▶ _PROBLEM STATEMENT_: Reply with one number: the count of lines in the data that hold the string "soweit".

▶ _SUPPLIED RECORDS_:
= = =
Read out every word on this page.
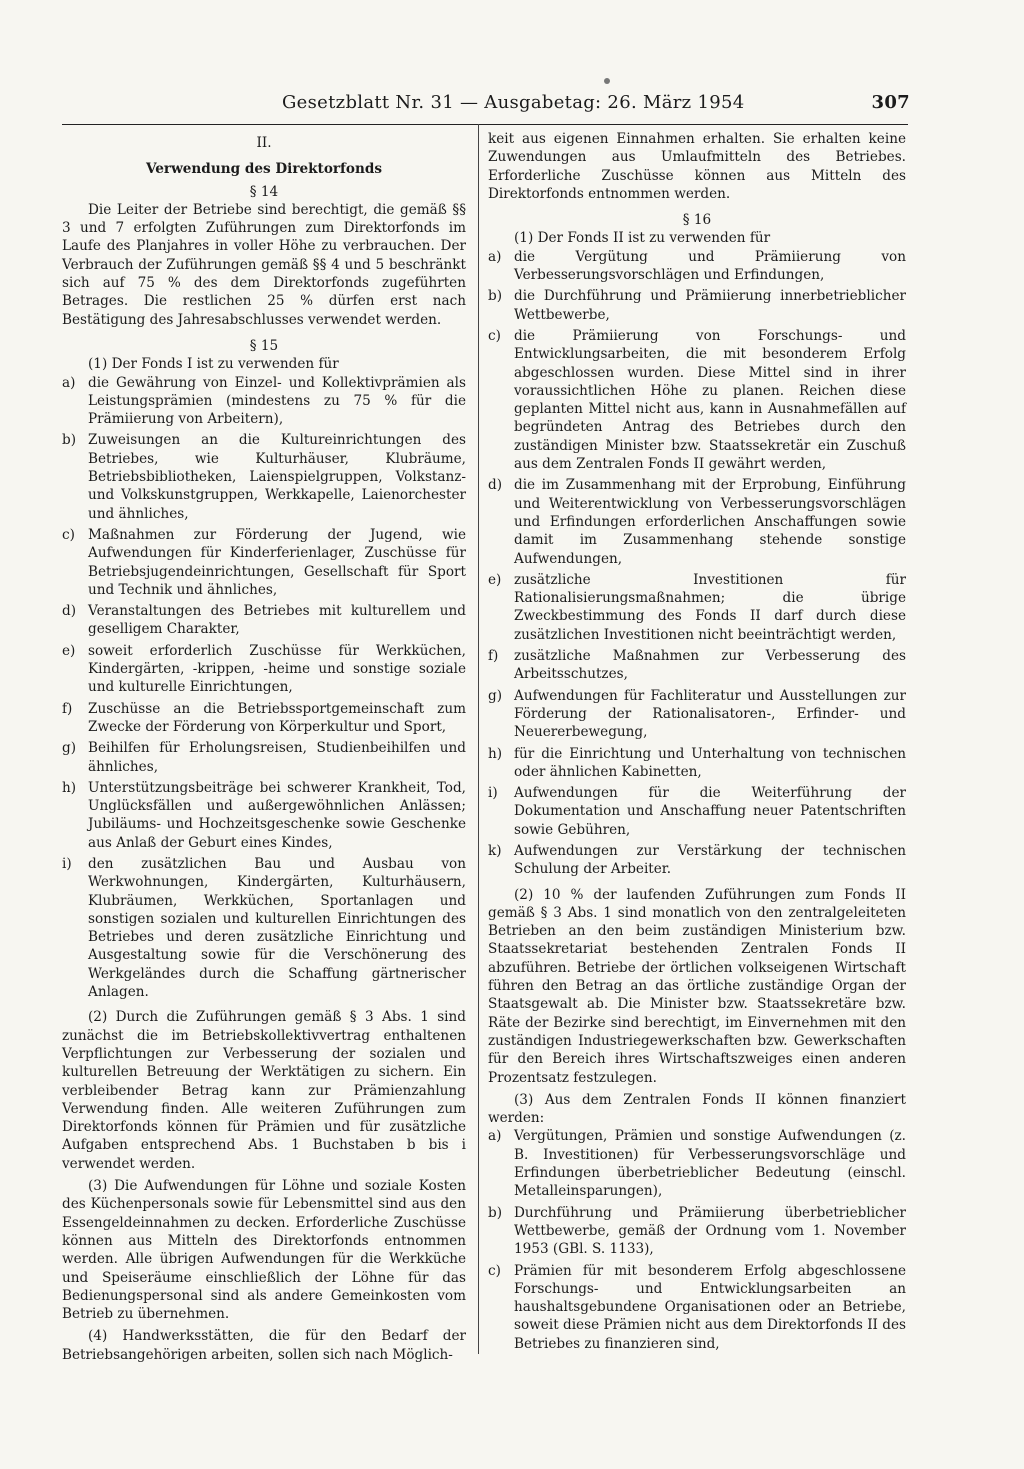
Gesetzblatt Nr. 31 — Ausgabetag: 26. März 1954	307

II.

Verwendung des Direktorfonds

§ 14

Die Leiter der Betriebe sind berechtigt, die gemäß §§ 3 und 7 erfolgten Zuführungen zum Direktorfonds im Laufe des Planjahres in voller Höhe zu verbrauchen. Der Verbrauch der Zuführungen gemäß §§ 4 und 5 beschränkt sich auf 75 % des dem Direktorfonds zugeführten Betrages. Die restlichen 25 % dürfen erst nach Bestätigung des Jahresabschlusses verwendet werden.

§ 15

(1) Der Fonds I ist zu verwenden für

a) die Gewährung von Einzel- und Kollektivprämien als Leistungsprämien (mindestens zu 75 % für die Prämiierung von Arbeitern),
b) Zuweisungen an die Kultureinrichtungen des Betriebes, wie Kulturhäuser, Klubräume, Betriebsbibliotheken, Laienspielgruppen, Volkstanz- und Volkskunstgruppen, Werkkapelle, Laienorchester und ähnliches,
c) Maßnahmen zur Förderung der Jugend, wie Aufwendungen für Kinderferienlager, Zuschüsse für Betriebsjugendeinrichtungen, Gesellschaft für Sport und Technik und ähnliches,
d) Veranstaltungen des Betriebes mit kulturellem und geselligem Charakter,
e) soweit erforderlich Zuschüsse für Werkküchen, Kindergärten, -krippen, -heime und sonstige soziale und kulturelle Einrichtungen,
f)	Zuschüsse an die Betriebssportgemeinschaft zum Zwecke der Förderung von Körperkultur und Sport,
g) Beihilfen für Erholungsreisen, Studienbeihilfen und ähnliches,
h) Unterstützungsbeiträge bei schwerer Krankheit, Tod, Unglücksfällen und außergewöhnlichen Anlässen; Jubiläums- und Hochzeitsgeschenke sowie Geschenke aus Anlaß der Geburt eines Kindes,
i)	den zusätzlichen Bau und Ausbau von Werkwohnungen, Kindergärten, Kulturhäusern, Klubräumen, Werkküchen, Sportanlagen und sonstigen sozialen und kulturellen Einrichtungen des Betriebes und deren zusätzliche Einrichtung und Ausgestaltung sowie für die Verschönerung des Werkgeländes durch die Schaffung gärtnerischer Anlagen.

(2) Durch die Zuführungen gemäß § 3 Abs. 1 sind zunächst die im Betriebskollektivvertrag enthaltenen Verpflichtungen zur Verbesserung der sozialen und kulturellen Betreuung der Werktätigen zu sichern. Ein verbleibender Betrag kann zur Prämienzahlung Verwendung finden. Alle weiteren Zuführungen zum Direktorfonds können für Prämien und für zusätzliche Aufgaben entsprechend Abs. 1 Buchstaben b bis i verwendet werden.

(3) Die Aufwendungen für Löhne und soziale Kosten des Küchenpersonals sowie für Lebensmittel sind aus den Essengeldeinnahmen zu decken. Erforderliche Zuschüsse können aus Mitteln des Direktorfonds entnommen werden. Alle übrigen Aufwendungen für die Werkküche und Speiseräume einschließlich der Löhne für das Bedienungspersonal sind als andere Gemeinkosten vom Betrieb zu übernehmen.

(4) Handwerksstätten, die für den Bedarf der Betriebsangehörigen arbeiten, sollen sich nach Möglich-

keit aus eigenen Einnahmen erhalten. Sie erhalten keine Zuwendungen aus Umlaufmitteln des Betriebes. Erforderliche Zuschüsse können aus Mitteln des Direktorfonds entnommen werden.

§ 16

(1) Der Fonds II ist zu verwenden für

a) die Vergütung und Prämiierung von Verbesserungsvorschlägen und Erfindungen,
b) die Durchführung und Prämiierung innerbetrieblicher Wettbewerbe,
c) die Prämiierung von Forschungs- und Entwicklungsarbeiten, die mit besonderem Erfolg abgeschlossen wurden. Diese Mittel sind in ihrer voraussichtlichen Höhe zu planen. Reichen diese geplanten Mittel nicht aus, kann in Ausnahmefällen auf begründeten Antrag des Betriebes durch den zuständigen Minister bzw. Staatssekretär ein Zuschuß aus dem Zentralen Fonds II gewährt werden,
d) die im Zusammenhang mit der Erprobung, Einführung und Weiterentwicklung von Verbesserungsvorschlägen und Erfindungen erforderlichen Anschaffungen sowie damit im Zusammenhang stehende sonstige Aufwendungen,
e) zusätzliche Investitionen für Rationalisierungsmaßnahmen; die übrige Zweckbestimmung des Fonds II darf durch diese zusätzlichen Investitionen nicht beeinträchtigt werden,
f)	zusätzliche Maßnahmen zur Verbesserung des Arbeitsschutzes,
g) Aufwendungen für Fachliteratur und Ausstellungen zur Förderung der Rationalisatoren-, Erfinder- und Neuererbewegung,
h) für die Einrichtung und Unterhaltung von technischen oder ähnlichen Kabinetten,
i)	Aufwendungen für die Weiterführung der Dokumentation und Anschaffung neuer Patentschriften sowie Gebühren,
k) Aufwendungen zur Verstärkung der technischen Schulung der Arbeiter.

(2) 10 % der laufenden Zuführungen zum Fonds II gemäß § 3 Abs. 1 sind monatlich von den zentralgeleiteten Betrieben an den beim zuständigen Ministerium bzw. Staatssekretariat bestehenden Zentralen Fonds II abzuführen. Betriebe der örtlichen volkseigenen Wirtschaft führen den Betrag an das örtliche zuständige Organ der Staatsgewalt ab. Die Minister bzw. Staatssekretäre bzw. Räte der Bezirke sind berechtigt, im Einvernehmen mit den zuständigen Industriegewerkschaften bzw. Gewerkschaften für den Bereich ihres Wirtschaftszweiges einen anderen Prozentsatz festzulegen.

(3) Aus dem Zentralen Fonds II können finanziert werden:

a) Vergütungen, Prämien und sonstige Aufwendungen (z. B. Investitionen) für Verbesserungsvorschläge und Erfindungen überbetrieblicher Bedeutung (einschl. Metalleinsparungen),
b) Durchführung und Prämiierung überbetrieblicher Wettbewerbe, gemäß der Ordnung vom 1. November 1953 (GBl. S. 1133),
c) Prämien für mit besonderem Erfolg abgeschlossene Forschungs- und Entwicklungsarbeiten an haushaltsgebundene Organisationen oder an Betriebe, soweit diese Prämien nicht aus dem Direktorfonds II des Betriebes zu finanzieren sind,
= = =
▶ _FULL OUTPUT_: 2